GIVEN DATA
--- start ---

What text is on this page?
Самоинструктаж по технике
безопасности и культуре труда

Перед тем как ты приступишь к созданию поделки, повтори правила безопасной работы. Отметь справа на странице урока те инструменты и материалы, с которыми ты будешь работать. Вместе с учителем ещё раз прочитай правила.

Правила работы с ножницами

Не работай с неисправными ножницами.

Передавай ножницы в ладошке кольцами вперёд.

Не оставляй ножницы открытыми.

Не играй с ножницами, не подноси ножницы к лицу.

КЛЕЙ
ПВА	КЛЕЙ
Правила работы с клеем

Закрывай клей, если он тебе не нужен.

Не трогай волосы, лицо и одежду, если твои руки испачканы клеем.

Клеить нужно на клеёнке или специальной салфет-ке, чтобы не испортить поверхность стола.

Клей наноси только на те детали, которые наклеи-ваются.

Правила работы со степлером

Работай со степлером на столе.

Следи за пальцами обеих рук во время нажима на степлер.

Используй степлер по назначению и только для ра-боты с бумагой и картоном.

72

--- end ---

YOUR TASK
Every entry in the listing must be retyped exactly.

WORKED ANSWER
What text is on this page?
Самоинструктаж по технике
безопасности и культуре труда

Перед тем как ты приступишь к созданию поделки, повтори правила безопасной работы. Отметь справа на странице урока те инструменты и материалы, с которыми ты будешь работать. Вместе с учителем ещё раз прочитай правила.

Правила работы с ножницами

Не работай с неисправными ножницами.

Передавай ножницы в ладошке кольцами вперёд.

Не оставляй ножницы открытыми.

Не играй с ножницами, не подноси ножницы к лицу.

КЛЕЙ
ПВА	КЛЕЙ
Правила работы с клеем

Закрывай клей, если он тебе не нужен.

Не трогай волосы, лицо и одежду, если твои руки испачканы клеем.

Клеить нужно на клеёнке или специальной салфет-ке, чтобы не испортить поверхность стола.

Клей наноси только на те детали, которые наклеи-ваются.

Правила работы со степлером

Работай со степлером на столе.

Следи за пальцами обеих рук во время нажима на степлер.

Используй степлер по назначению и только для ра-боты с бумагой и картоном.

72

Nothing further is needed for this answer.